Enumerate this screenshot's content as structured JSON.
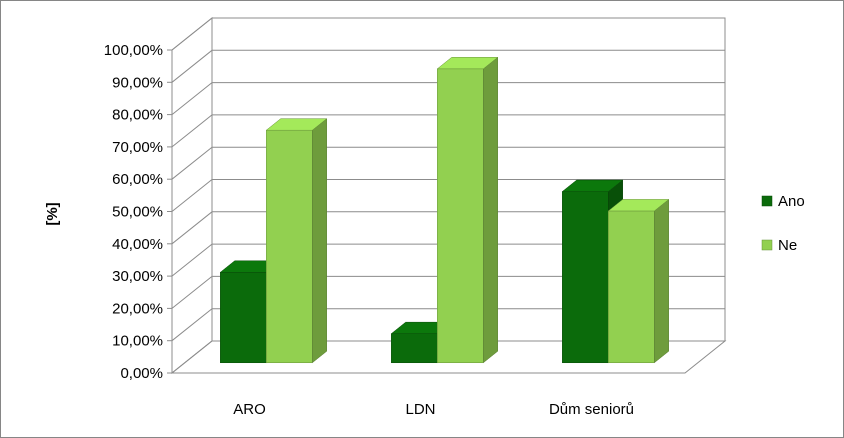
{
  "chart_data": {
    "type": "bar",
    "title": "",
    "xlabel": "",
    "ylabel": "[%]",
    "ylim": [
      0,
      100
    ],
    "ytick_labels": [
      "0,00%",
      "10,00%",
      "20,00%",
      "30,00%",
      "40,00%",
      "50,00%",
      "60,00%",
      "70,00%",
      "80,00%",
      "90,00%",
      "100,00%"
    ],
    "categories": [
      "ARO",
      "LDN",
      "Dům seniorů"
    ],
    "series": [
      {
        "name": "Ano",
        "values": [
          28,
          9,
          53
        ],
        "color": "#0b6b0b"
      },
      {
        "name": "Ne",
        "values": [
          72,
          91,
          47
        ],
        "color": "#92d050"
      }
    ],
    "legend_position": "right",
    "grid": true,
    "projection": "3d"
  }
}
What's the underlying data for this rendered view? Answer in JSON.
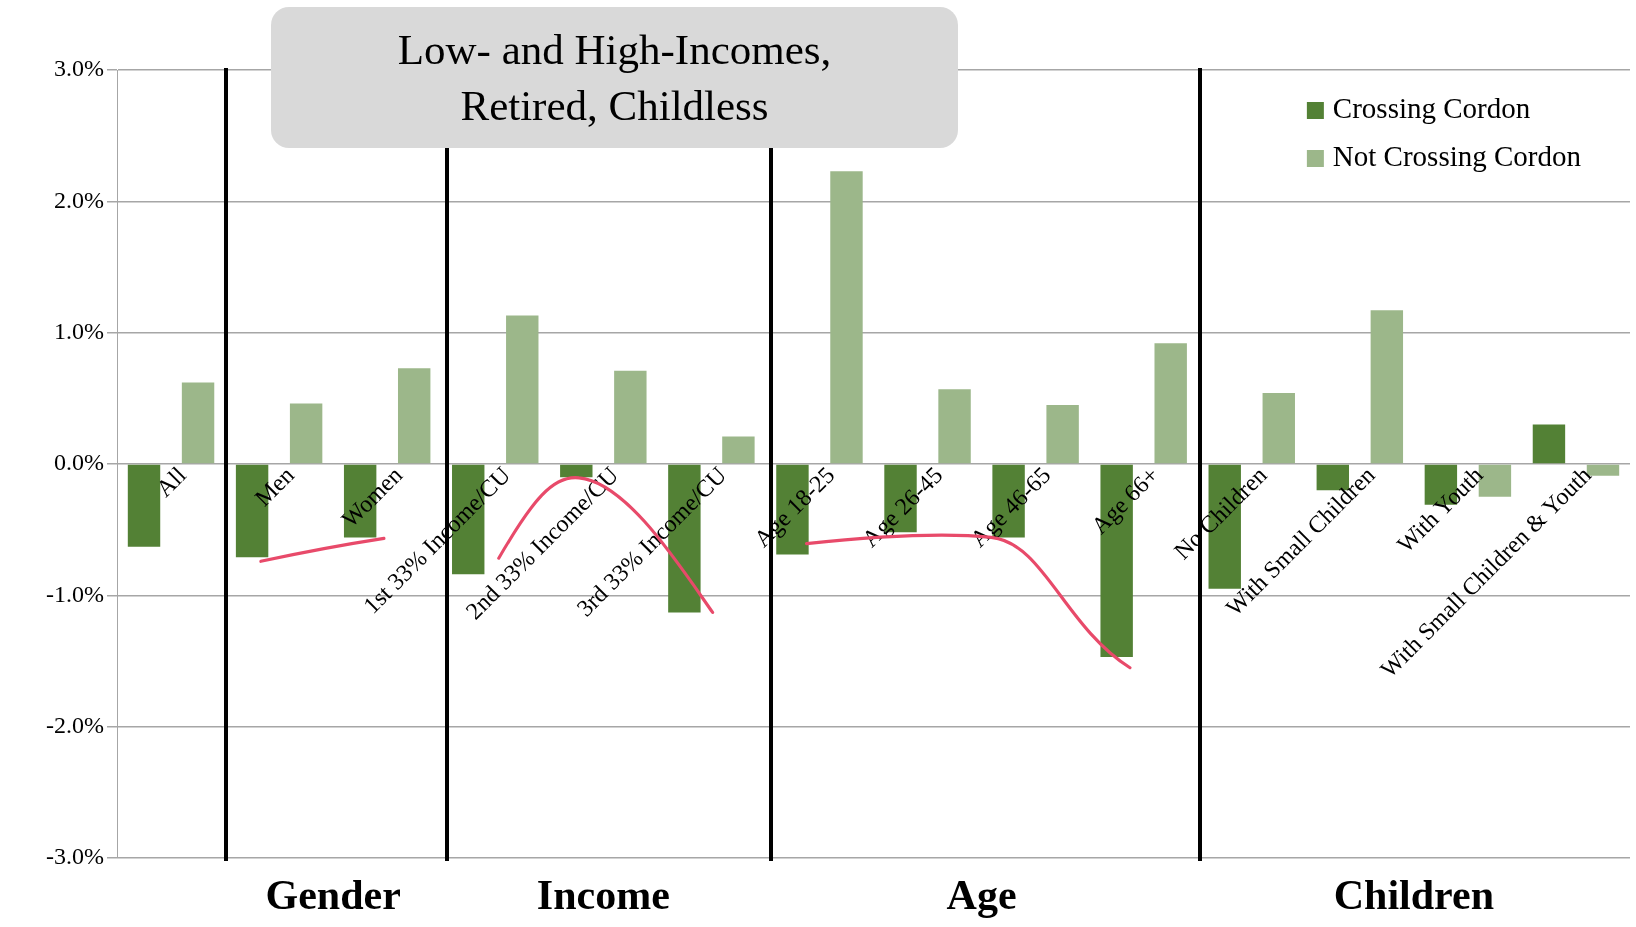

[TO BE DONE]
Repeat every record precisely. Any picture among them stays out of the copy.

[TASK OUTPUT]
Enumerate this screenshot's content as structured JSON.
{
  "chart_data": {
    "type": "bar",
    "title": "",
    "xlabel": "",
    "ylabel": "[%]",
    "ylim": [
      0,
      100
    ],
    "ytick_labels": [
      "0,00%",
      "10,00%",
      "20,00%",
      "30,00%",
      "40,00%",
      "50,00%",
      "60,00%",
      "70,00%",
      "80,00%",
      "90,00%",
      "100,00%"
    ],
    "categories": [
      "ARO",
      "LDN",
      "Dům seniorů"
    ],
    "series": [
      {
        "name": "Ano",
        "values": [
          28,
          9,
          53
        ],
        "color": "#0b6b0b"
      },
      {
        "name": "Ne",
        "values": [
          72,
          91,
          47
        ],
        "color": "#92d050"
      }
    ],
    "legend_position": "right",
    "grid": true,
    "projection": "3d"
  }
}
What's the underlying data for this rendered view? Answer in JSON.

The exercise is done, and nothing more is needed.